▶ Given passage:
After considering the record as supplemented by this new evidence, the IJ again denied Arrazabal’s claims for relief. The judge in the first instance declined to revisit her predecessor’s finding that the testimony of Arrazabal himself at the first hearing was not credible. A.R. 100. Accordingly, she focused on whether the other evidence Arrazabal presented corroborated his allegations that he had been persecuted on account of his status as a former member of the MS-13 gang.
The IJ accorded the two pieces of evidence this court said were overlooked in the first decision—the letters from his former mother-in-law and his uncle—"little evidentiary weight." A.R. 101. Although the letter from Arrazabal’s former mother-in-law indicated that Arrazabal had been beaten at the hands of the police, "it does not describe any specific instances of harm, comment on the frequency of the beatings, or state if she witnessed any beatings." A.R. 101. The letter also did not say anything about the two arrests that led to Arrazabal’s incarceration, was "vague" as to any threats made by MS-13, and said nothing about the alleged incident in 2012 when gang members had broken into her home looking for Arrazabal and struck her with a gun. A.R. 101–02. Finally, given that Arrazabal’s mother and sister had said they were in regular contact with his former mother-in-law, it was not clear to the judge why she had not provided the court with a more current and specific account. A.R. 102. As for the letter from Arrazabal’s uncle, that letter (like the former mother-in-law’s letter) was now more than two years old, was unsworn, did not disclose whether the uncle was living in the United States or El Salvador, and while stating generally that the gang was looking for Arrazabal, provided neither details nor the basis for the uncle’s knowledge in this respect. A.R. 102.

▶ Supplied material:
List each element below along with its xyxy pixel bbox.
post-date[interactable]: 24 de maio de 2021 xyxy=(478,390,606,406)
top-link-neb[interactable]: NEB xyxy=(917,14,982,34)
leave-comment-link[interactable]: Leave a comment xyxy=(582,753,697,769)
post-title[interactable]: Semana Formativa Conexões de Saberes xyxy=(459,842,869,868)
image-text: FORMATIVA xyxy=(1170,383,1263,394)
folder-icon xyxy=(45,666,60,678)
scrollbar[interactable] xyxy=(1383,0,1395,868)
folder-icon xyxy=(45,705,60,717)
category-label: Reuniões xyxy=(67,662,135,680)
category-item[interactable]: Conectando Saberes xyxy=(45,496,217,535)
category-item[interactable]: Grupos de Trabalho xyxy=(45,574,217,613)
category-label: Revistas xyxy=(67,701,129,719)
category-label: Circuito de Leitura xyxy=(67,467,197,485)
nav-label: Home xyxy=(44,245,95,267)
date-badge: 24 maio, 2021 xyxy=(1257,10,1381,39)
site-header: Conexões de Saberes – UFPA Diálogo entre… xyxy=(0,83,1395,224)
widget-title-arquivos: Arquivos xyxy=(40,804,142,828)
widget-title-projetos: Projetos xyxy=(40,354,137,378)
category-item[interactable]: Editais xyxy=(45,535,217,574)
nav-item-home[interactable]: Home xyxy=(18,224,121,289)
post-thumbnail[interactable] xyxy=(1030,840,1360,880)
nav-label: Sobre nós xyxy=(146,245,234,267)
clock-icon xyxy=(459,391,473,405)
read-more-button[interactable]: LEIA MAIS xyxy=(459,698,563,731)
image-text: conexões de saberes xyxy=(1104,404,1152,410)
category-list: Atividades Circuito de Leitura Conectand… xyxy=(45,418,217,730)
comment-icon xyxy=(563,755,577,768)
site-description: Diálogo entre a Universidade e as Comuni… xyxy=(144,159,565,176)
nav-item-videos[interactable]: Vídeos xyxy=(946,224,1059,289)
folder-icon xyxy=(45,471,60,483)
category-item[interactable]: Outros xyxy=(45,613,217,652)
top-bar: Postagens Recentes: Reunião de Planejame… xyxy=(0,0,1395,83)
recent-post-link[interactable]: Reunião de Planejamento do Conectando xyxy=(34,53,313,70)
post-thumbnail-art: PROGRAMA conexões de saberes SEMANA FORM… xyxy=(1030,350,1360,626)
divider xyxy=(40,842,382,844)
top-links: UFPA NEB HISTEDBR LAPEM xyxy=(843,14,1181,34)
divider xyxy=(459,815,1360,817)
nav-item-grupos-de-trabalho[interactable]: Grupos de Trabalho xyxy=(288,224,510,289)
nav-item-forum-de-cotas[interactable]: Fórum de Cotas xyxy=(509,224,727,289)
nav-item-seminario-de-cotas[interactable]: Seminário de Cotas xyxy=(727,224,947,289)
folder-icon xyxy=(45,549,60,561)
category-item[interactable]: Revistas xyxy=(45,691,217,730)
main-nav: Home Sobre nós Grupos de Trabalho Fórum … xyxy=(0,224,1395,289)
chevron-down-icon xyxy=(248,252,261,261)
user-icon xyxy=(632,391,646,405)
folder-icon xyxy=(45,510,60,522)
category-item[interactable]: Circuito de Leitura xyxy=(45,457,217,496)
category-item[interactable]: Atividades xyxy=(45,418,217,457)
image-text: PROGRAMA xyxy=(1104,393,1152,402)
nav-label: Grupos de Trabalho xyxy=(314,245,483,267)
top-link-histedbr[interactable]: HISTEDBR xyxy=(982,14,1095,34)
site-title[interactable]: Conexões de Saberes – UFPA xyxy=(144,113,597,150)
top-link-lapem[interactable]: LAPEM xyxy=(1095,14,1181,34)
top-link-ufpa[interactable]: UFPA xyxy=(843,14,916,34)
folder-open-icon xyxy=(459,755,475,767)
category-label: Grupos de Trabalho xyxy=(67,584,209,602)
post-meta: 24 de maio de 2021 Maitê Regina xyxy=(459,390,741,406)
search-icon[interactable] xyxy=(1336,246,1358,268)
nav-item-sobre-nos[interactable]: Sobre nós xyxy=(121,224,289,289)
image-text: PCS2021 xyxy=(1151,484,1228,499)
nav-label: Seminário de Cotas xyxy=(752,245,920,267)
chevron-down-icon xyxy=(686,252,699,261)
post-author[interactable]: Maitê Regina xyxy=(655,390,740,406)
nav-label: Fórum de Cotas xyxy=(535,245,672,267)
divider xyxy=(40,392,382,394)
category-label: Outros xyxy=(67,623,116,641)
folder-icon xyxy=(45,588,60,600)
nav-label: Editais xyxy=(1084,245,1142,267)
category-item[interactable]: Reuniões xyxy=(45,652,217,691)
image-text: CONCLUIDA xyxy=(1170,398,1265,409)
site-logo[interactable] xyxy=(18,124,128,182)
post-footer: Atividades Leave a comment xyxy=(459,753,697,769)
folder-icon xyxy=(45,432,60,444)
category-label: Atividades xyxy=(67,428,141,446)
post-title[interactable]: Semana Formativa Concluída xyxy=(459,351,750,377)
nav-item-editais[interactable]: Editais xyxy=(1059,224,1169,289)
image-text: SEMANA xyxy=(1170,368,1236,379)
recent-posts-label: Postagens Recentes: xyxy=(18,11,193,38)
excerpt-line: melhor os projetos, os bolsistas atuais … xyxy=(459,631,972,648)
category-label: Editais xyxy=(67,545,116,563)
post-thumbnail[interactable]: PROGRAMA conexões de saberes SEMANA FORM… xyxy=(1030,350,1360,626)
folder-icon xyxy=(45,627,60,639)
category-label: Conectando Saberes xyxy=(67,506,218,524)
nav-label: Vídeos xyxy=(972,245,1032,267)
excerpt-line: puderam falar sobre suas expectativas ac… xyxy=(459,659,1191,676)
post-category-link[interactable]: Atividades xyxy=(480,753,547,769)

▶ Goal:
Reproduce the passage on the immigration judge's renewed denial of relief word for word, in full. The lines are separate material, unrelated to the passage.

▶ Exercise answer:
After considering the record as supplemented by this new evidence, the IJ again denied Arrazabal’s claims for relief. The judge in the first instance declined to revisit her predecessor’s finding that the testimony of Arrazabal himself at the first hearing was not credible. A.R. 100. Accordingly, she focused on whether the other evidence Arrazabal presented corroborated his allegations that he had been persecuted on account of his status as a former member of the MS-13 gang.
The IJ accorded the two pieces of evidence this court said were overlooked in the first decision—the letters from his former mother-in-law and his uncle—"little evidentiary weight." A.R. 101. Although the letter from Arrazabal’s former mother-in-law indicated that Arrazabal had been beaten at the hands of the police, "it does not describe any specific instances of harm, comment on the frequency of the beatings, or state if she witnessed any beatings." A.R. 101. The letter also did not say anything about the two arrests that led to Arrazabal’s incarceration, was "vague" as to any threats made by MS-13, and said nothing about the alleged incident in 2012 when gang members had broken into her home looking for Arrazabal and struck her with a gun. A.R. 101–02. Finally, given that Arrazabal’s mother and sister had said they were in regular contact with his former mother-in-law, it was not clear to the judge why she had not provided the court with a more current and specific account. A.R. 102. As for the letter from Arrazabal’s uncle, that letter (like the former mother-in-law’s letter) was now more than two years old, was unsworn, did not disclose whether the uncle was living in the United States or El Salvador, and while stating generally that the gang was looking for Arrazabal, provided neither details nor the basis for the uncle’s knowledge in this respect. A.R. 102.